> [OBJECTIVE]:
Which lines hold the string "ΧΡΗΣΤΟΣ"? Copy every one of them.

> [WORKING DATA]:
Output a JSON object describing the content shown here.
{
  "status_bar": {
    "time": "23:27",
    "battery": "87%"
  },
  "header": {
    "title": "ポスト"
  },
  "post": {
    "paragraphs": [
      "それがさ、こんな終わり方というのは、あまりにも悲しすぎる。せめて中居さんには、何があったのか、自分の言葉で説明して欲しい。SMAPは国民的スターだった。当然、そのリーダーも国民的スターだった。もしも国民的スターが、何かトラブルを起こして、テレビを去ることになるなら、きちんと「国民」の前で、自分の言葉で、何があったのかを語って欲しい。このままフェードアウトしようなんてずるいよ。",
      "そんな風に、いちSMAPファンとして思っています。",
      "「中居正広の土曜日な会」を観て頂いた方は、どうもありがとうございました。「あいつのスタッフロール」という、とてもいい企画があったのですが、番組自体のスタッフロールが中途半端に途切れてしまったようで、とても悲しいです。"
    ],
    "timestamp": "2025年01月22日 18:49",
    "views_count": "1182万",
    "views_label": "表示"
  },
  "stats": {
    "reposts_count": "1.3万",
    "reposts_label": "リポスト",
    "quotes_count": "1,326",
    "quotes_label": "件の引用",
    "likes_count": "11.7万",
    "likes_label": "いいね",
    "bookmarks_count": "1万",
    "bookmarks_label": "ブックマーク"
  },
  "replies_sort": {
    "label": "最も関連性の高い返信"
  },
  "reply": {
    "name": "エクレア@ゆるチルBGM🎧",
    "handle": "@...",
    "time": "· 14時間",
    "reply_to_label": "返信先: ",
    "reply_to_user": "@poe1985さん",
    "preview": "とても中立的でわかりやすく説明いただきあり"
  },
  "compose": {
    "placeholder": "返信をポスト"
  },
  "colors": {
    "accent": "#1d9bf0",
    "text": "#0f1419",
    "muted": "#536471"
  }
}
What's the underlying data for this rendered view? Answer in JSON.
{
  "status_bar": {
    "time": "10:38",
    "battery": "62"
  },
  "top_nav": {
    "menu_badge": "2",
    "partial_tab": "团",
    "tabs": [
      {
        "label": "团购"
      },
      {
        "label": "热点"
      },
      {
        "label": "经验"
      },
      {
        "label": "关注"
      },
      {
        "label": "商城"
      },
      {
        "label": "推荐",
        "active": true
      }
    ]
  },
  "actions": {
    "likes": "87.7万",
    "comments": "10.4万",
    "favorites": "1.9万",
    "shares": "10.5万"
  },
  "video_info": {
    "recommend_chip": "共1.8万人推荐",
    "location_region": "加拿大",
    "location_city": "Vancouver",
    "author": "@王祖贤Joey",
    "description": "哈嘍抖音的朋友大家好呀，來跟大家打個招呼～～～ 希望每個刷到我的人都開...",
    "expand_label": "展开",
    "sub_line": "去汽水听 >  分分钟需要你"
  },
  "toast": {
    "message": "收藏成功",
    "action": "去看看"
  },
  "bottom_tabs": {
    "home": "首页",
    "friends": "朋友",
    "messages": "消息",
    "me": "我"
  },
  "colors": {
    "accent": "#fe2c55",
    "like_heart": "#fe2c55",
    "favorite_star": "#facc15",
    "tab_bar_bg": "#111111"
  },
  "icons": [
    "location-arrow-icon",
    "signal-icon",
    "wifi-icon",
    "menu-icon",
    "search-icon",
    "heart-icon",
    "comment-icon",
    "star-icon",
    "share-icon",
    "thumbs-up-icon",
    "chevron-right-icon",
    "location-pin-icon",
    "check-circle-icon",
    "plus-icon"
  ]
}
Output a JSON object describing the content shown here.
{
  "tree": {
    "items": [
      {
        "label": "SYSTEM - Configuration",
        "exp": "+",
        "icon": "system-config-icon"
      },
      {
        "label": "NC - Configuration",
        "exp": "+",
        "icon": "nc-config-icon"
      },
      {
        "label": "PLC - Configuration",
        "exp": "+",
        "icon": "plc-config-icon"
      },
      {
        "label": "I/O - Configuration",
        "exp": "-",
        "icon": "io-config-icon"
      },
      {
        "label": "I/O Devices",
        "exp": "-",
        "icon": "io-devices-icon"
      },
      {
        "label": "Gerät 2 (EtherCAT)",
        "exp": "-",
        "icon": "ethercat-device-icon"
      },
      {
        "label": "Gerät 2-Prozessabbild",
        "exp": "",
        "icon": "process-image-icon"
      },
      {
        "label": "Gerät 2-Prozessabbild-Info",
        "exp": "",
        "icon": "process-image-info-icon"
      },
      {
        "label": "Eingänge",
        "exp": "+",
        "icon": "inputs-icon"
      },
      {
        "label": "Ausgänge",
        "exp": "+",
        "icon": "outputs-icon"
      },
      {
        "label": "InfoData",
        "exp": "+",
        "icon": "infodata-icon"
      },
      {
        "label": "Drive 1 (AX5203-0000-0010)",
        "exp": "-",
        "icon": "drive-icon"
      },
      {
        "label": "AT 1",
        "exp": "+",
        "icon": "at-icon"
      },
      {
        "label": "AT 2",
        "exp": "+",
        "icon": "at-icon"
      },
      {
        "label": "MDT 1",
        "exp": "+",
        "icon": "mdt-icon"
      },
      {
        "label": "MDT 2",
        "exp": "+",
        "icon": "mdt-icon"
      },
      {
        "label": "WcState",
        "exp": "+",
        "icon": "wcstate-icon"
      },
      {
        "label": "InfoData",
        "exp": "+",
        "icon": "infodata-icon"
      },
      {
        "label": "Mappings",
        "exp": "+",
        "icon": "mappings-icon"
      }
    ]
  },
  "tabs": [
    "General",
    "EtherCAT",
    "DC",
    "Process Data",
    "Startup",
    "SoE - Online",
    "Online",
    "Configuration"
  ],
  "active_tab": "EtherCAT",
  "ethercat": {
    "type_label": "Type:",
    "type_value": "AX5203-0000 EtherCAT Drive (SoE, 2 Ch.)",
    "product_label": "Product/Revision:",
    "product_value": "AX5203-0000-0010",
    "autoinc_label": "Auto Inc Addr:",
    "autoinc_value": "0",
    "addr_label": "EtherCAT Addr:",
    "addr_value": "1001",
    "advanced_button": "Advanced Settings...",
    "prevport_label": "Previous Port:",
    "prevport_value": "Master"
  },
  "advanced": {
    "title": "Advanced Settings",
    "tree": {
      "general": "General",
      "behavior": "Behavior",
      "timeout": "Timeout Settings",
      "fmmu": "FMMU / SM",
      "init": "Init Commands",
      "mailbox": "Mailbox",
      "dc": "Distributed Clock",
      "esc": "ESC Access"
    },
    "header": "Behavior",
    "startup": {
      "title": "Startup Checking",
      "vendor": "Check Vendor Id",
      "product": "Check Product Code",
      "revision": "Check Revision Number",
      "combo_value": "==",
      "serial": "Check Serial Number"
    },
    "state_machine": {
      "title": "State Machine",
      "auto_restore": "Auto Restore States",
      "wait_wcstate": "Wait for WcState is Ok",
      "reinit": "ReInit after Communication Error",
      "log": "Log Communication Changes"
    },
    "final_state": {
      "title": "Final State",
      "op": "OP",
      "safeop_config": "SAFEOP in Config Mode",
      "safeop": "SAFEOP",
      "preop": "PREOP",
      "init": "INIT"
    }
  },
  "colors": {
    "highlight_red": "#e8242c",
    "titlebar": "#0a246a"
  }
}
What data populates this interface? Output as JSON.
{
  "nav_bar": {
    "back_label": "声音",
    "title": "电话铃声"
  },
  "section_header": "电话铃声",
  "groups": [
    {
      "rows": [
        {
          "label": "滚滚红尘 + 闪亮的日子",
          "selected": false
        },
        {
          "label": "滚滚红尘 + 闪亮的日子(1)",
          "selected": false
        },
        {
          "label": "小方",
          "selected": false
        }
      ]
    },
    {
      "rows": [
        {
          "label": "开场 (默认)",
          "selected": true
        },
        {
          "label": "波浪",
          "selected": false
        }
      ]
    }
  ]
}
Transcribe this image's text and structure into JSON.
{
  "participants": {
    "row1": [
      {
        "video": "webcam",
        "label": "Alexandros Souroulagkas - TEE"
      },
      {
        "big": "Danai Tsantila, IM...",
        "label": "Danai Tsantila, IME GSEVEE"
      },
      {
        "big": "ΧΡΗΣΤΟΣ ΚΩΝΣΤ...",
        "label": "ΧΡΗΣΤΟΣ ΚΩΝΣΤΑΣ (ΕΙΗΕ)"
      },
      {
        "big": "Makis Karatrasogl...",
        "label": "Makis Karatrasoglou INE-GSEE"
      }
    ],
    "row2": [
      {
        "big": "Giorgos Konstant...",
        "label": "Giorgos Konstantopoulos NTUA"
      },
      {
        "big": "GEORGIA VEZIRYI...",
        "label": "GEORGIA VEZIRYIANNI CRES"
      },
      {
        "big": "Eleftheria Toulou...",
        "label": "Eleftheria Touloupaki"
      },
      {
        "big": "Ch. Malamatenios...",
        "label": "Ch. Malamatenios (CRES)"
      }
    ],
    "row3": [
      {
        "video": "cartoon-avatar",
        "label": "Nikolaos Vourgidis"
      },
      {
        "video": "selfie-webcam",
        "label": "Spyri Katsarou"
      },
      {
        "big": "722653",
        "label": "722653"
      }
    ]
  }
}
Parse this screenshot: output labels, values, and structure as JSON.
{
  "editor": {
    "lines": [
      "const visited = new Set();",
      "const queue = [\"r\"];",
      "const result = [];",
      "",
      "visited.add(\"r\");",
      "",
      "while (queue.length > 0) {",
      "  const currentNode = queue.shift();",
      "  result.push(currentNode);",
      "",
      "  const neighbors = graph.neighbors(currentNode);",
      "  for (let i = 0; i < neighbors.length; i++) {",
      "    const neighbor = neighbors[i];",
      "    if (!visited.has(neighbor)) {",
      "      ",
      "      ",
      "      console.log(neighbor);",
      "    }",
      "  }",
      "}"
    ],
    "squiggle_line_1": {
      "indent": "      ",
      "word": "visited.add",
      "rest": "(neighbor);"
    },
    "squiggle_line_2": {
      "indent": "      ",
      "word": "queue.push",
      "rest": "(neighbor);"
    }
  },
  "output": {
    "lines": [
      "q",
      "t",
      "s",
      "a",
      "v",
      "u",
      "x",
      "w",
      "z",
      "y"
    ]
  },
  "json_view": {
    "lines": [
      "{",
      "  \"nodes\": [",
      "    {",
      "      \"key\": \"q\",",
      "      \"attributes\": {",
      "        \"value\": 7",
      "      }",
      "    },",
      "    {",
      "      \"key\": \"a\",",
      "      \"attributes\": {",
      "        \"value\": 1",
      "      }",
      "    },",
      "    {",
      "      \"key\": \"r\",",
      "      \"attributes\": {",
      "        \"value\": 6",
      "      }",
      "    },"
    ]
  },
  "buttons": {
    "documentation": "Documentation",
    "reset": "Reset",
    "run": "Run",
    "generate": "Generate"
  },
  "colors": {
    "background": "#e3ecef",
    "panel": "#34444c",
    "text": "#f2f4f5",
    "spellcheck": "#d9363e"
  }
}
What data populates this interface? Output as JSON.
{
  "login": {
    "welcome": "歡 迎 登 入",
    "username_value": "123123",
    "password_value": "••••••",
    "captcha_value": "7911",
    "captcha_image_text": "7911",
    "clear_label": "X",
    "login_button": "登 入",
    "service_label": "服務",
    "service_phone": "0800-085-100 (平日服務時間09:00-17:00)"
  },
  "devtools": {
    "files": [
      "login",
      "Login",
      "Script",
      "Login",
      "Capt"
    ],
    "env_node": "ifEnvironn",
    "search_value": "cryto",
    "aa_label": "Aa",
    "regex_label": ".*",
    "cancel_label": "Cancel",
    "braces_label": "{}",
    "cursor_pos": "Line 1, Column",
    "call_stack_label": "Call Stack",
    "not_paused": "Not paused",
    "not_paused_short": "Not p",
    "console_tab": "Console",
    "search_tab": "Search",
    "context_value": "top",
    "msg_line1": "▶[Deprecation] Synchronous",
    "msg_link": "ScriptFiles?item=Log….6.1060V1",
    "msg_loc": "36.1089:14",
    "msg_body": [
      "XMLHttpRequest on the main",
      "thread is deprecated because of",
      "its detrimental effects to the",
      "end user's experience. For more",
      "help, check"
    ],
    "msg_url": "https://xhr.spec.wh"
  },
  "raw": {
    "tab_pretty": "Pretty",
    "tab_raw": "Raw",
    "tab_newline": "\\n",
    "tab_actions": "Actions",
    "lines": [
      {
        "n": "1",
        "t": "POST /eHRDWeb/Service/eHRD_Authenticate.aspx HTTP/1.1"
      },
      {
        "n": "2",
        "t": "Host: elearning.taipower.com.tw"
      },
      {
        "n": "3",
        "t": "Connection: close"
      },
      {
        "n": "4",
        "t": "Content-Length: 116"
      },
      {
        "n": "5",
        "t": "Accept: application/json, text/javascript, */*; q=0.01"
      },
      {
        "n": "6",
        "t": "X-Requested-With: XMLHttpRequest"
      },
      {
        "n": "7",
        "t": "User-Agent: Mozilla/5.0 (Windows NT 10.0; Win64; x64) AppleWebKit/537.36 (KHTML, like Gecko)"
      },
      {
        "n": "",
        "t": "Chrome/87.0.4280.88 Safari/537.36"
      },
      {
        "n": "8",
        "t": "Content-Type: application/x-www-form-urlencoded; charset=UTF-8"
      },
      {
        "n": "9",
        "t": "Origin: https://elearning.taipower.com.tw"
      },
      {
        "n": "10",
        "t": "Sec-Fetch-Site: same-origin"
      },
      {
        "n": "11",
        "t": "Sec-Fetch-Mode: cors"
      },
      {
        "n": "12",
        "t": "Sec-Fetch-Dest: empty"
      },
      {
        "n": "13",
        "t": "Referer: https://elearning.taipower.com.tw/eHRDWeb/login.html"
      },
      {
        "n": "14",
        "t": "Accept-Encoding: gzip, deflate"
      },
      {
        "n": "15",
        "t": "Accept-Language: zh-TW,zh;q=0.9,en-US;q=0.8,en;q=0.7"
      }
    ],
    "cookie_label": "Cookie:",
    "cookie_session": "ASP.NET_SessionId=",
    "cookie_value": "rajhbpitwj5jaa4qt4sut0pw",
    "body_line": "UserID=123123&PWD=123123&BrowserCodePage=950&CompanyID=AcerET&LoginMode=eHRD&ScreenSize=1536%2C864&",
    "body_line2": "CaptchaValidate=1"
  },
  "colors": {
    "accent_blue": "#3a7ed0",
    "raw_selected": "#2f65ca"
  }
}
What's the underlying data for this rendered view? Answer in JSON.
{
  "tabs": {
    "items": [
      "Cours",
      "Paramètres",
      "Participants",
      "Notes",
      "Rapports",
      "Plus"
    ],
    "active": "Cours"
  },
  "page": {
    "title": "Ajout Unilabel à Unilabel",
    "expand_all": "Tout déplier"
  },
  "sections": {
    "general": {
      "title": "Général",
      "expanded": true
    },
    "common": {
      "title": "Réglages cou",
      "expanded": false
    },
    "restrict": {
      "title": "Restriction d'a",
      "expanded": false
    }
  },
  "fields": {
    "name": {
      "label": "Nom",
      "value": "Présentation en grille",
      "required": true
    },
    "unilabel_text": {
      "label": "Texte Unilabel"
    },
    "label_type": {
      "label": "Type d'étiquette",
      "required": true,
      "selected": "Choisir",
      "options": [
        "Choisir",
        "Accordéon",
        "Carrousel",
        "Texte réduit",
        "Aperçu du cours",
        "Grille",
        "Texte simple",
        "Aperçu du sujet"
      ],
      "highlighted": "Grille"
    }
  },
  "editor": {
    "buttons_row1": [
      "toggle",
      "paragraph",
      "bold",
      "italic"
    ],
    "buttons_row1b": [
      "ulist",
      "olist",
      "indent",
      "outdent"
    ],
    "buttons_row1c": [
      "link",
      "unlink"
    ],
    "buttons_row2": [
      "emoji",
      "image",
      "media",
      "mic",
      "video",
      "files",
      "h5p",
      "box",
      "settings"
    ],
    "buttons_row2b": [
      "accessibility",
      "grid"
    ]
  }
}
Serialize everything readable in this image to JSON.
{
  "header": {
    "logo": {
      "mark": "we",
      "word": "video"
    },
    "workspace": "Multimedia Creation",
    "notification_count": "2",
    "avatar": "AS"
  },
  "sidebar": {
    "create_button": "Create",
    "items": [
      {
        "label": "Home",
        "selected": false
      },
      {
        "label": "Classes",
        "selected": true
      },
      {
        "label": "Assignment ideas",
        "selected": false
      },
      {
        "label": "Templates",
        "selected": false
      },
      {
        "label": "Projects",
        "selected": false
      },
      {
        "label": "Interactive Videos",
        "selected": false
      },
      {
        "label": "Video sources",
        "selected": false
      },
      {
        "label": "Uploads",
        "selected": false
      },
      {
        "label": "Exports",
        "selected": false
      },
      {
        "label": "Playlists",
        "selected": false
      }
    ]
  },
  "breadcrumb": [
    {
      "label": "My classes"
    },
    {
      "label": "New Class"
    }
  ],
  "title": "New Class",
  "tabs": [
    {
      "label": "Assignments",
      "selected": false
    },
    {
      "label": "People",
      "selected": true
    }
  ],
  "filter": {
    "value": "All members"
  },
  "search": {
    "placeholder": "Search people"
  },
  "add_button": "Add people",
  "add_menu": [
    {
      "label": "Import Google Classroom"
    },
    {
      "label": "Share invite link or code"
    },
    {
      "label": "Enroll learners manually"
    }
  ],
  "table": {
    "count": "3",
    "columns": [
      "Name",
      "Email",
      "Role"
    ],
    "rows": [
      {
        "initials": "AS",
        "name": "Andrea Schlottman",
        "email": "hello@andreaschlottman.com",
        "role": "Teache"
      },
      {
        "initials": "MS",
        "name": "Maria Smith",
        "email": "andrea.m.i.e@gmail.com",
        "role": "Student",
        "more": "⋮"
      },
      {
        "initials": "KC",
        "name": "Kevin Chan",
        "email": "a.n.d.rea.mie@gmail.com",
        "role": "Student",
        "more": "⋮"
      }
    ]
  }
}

> [EXERCISE OUTPUT]:
        "big": "ΧΡΗΣΤΟΣ ΚΩΝΣΤ...",
        "label": "ΧΡΗΣΤΟΣ ΚΩΝΣΤΑΣ (ΕΙΗΕ)"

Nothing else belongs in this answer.